■ WHAT THE EXERCISE ASKS: Restate the entries below word for word, omitting nothing.

■ INFORMATION SUPPLIED:
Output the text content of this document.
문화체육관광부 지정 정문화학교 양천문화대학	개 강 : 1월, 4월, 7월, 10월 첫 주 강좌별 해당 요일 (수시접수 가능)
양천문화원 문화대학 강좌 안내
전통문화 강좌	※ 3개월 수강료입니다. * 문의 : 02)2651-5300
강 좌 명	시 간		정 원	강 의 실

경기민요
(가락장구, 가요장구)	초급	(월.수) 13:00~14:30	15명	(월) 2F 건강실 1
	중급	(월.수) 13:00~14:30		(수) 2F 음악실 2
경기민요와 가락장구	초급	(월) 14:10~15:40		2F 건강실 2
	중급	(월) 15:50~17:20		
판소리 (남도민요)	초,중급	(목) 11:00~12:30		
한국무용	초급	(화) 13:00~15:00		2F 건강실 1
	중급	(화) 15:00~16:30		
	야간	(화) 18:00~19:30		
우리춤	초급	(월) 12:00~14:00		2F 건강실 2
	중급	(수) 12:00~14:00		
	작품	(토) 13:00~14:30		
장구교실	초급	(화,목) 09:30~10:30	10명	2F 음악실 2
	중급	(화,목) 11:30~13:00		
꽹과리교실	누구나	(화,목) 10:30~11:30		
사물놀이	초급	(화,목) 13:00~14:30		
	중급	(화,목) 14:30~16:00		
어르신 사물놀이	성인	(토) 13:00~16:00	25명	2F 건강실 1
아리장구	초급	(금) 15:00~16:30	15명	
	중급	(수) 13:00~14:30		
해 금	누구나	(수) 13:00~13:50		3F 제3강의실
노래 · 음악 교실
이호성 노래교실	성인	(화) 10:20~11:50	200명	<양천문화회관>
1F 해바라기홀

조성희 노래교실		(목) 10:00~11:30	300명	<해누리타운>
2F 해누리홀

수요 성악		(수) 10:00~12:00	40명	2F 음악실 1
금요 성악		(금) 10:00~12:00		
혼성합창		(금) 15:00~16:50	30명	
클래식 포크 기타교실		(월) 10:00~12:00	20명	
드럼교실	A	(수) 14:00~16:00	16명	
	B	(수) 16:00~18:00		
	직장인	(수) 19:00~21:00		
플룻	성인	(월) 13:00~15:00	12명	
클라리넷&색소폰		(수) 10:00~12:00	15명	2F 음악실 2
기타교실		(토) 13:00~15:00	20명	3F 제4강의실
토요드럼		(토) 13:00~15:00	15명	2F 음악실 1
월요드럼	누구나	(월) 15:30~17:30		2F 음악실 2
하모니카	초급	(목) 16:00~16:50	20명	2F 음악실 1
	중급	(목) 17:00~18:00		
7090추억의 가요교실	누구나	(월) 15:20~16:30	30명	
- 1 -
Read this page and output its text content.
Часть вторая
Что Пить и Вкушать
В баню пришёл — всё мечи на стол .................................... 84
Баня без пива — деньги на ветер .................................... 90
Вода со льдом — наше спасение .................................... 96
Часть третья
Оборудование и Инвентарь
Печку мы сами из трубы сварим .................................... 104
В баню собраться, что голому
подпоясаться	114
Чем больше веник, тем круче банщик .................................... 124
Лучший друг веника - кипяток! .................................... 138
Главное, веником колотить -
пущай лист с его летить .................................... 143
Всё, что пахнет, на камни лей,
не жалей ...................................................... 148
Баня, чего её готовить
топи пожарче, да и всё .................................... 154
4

■ TASK SOLUTION:
Output the text content of this document.
문화체육관광부 지정 정문화학교 양천문화대학	개 강 : 1월, 4월, 7월, 10월 첫 주 강좌별 해당 요일 (수시접수 가능)
양천문화원 문화대학 강좌 안내
전통문화 강좌	※ 3개월 수강료입니다. * 문의 : 02)2651-5300
강 좌 명	시 간		정 원	강 의 실

경기민요
(가락장구, 가요장구)	초급	(월.수) 13:00~14:30	15명	(월) 2F 건강실 1
	중급	(월.수) 13:00~14:30		(수) 2F 음악실 2
경기민요와 가락장구	초급	(월) 14:10~15:40		2F 건강실 2
	중급	(월) 15:50~17:20		
판소리 (남도민요)	초,중급	(목) 11:00~12:30		
한국무용	초급	(화) 13:00~15:00		2F 건강실 1
	중급	(화) 15:00~16:30		
	야간	(화) 18:00~19:30		
우리춤	초급	(월) 12:00~14:00		2F 건강실 2
	중급	(수) 12:00~14:00		
	작품	(토) 13:00~14:30		
장구교실	초급	(화,목) 09:30~10:30	10명	2F 음악실 2
	중급	(화,목) 11:30~13:00		
꽹과리교실	누구나	(화,목) 10:30~11:30		
사물놀이	초급	(화,목) 13:00~14:30		
	중급	(화,목) 14:30~16:00		
어르신 사물놀이	성인	(토) 13:00~16:00	25명	2F 건강실 1
아리장구	초급	(금) 15:00~16:30	15명	
	중급	(수) 13:00~14:30		
해 금	누구나	(수) 13:00~13:50		3F 제3강의실
노래 · 음악 교실
이호성 노래교실	성인	(화) 10:20~11:50	200명	<양천문화회관>
1F 해바라기홀

조성희 노래교실		(목) 10:00~11:30	300명	<해누리타운>
2F 해누리홀

수요 성악		(수) 10:00~12:00	40명	2F 음악실 1
금요 성악		(금) 10:00~12:00		
혼성합창		(금) 15:00~16:50	30명	
클래식 포크 기타교실		(월) 10:00~12:00	20명	
드럼교실	A	(수) 14:00~16:00	16명	
	B	(수) 16:00~18:00		
	직장인	(수) 19:00~21:00		
플룻	성인	(월) 13:00~15:00	12명	
클라리넷&색소폰		(수) 10:00~12:00	15명	2F 음악실 2
기타교실		(토) 13:00~15:00	20명	3F 제4강의실
토요드럼		(토) 13:00~15:00	15명	2F 음악실 1
월요드럼	누구나	(월) 15:30~17:30		2F 음악실 2
하모니카	초급	(목) 16:00~16:50	20명	2F 음악실 1
	중급	(목) 17:00~18:00		
7090추억의 가요교실	누구나	(월) 15:20~16:30	30명	
- 1 -
Read this page and output its text content.
Часть вторая
Что Пить и Вкушать
В баню пришёл — всё мечи на стол .................................... 84
Баня без пива — деньги на ветер .................................... 90
Вода со льдом — наше спасение .................................... 96
Часть третья
Оборудование и Инвентарь
Печку мы сами из трубы сварим .................................... 104
В баню собраться, что голому
подпоясаться	114
Чем больше веник, тем круче банщик .................................... 124
Лучший друг веника - кипяток! .................................... 138
Главное, веником колотить -
пущай лист с его летить .................................... 143
Всё, что пахнет, на камни лей,
не жалей ...................................................... 148
Баня, чего её готовить
топи пожарче, да и всё .................................... 154
4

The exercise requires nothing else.